• Directions
Below are some records; repeat them all exactly, minus the pictures.

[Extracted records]
────────

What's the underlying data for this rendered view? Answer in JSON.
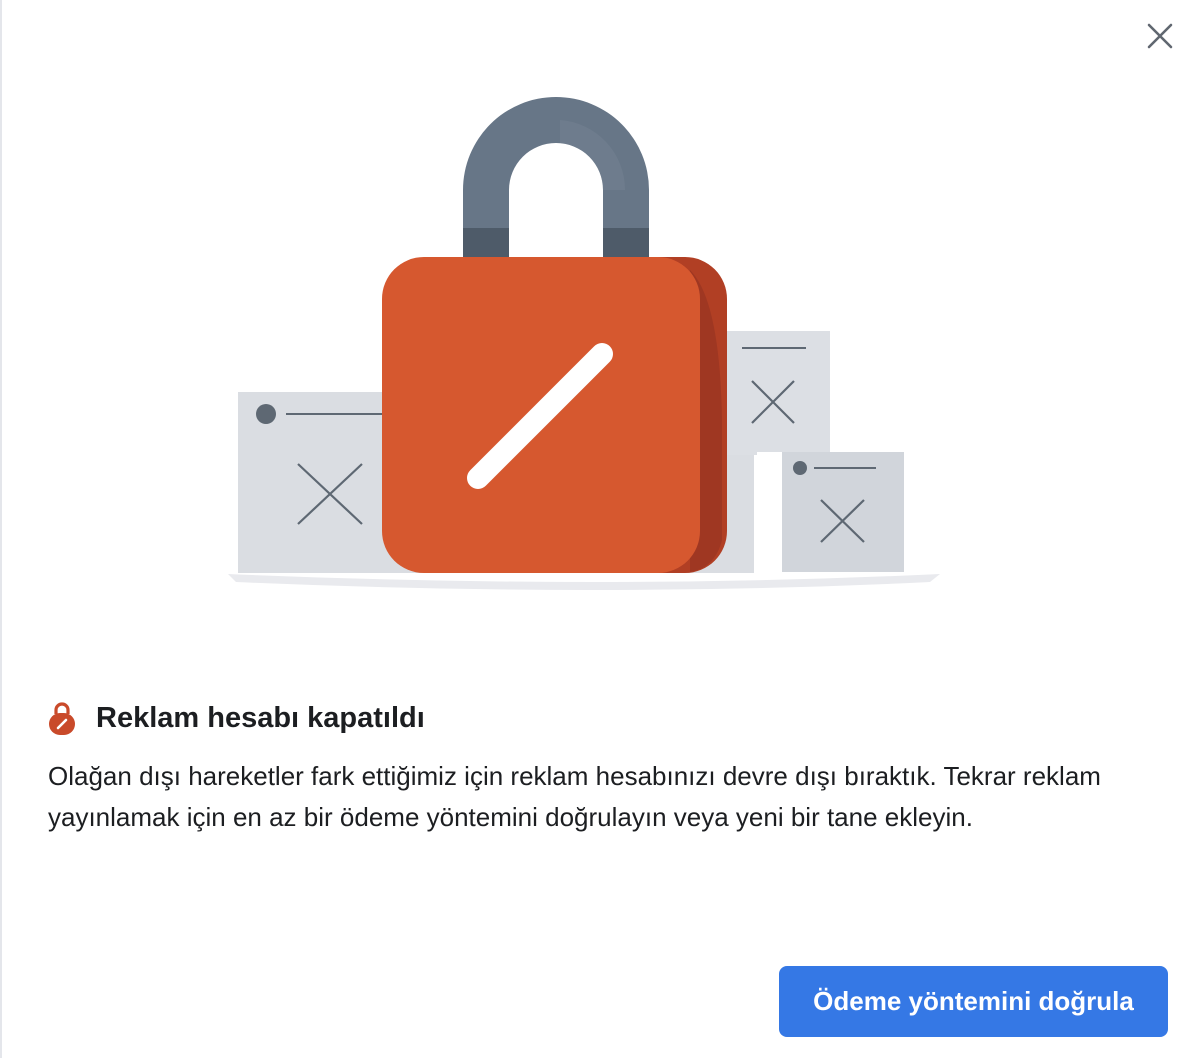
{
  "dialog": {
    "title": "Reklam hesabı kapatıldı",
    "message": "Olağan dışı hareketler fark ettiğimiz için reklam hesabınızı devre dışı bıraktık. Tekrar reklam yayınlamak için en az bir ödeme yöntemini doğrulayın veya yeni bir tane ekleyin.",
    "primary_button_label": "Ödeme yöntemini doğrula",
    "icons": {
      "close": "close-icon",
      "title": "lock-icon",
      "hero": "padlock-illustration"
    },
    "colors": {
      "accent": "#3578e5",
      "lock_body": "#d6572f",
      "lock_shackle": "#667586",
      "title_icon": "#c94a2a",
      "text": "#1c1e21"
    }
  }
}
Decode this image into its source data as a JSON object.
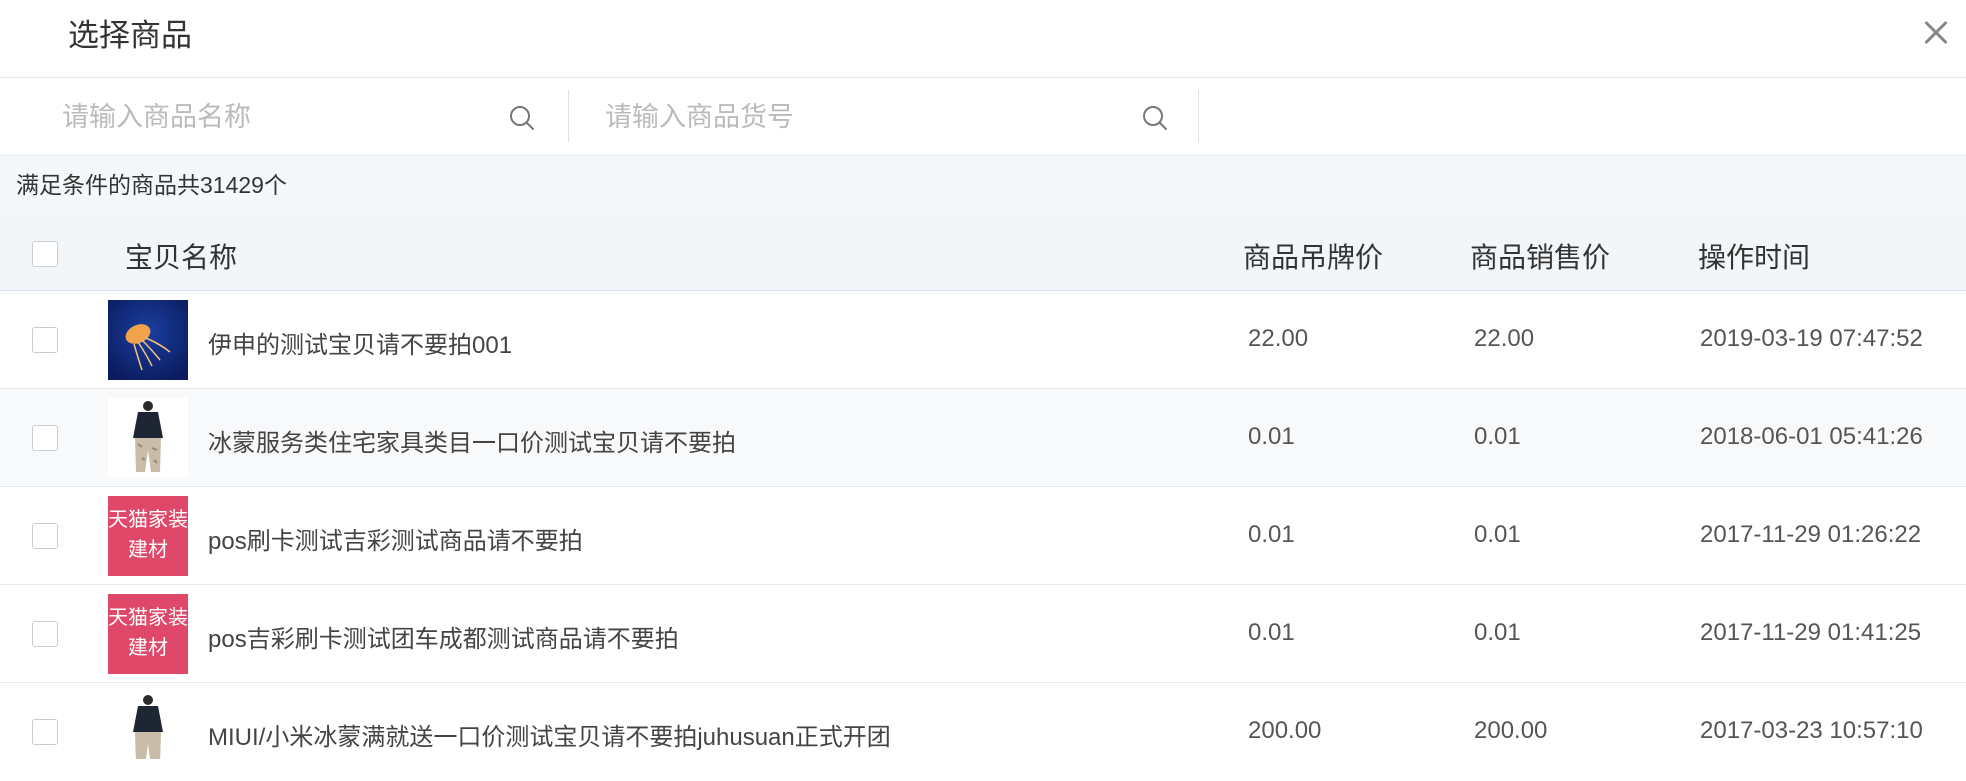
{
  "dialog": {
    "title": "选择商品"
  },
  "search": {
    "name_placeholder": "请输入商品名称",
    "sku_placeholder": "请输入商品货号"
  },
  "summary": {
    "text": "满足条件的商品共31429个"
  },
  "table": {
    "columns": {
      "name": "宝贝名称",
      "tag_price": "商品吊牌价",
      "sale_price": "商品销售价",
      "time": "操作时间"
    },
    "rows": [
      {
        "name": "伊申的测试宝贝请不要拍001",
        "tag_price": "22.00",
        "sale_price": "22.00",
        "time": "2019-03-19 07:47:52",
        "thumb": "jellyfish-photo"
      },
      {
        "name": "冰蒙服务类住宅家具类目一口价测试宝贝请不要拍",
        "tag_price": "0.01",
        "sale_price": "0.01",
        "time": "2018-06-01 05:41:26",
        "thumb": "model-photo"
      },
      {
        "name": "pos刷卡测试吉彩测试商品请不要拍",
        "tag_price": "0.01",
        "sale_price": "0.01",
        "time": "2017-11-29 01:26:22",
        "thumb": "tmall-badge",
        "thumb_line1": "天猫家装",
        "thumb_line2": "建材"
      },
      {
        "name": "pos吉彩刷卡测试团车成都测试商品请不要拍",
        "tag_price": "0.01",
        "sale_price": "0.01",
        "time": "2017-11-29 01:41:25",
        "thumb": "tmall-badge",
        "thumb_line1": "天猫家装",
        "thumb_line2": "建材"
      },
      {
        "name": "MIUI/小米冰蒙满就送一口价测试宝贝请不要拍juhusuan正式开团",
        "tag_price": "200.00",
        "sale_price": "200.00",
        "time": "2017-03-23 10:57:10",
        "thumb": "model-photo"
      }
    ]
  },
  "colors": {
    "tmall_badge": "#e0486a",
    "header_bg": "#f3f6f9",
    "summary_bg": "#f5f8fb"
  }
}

────────

• The answer
What's the underlying data for this rendered view? Answer in JSON.
{
  "dialog": {
    "title": "Reklam hesabı kapatıldı",
    "message": "Olağan dışı hareketler fark ettiğimiz için reklam hesabınızı devre dışı bıraktık. Tekrar reklam yayınlamak için en az bir ödeme yöntemini doğrulayın veya yeni bir tane ekleyin.",
    "primary_button_label": "Ödeme yöntemini doğrula",
    "icons": {
      "close": "close-icon",
      "title": "lock-icon",
      "hero": "padlock-illustration"
    },
    "colors": {
      "accent": "#3578e5",
      "lock_body": "#d6572f",
      "lock_shackle": "#667586",
      "title_icon": "#c94a2a",
      "text": "#1c1e21"
    }
  }
}
Decode this image into its source data as a JSON object.
{
  "dialog": {
    "title": "选择商品"
  },
  "search": {
    "name_placeholder": "请输入商品名称",
    "sku_placeholder": "请输入商品货号"
  },
  "summary": {
    "text": "满足条件的商品共31429个"
  },
  "table": {
    "columns": {
      "name": "宝贝名称",
      "tag_price": "商品吊牌价",
      "sale_price": "商品销售价",
      "time": "操作时间"
    },
    "rows": [
      {
        "name": "伊申的测试宝贝请不要拍001",
        "tag_price": "22.00",
        "sale_price": "22.00",
        "time": "2019-03-19 07:47:52",
        "thumb": "jellyfish-photo"
      },
      {
        "name": "冰蒙服务类住宅家具类目一口价测试宝贝请不要拍",
        "tag_price": "0.01",
        "sale_price": "0.01",
        "time": "2018-06-01 05:41:26",
        "thumb": "model-photo"
      },
      {
        "name": "pos刷卡测试吉彩测试商品请不要拍",
        "tag_price": "0.01",
        "sale_price": "0.01",
        "time": "2017-11-29 01:26:22",
        "thumb": "tmall-badge",
        "thumb_line1": "天猫家装",
        "thumb_line2": "建材"
      },
      {
        "name": "pos吉彩刷卡测试团车成都测试商品请不要拍",
        "tag_price": "0.01",
        "sale_price": "0.01",
        "time": "2017-11-29 01:41:25",
        "thumb": "tmall-badge",
        "thumb_line1": "天猫家装",
        "thumb_line2": "建材"
      },
      {
        "name": "MIUI/小米冰蒙满就送一口价测试宝贝请不要拍juhusuan正式开团",
        "tag_price": "200.00",
        "sale_price": "200.00",
        "time": "2017-03-23 10:57:10",
        "thumb": "model-photo"
      }
    ]
  },
  "colors": {
    "tmall_badge": "#e0486a",
    "header_bg": "#f3f6f9",
    "summary_bg": "#f5f8fb"
  }
}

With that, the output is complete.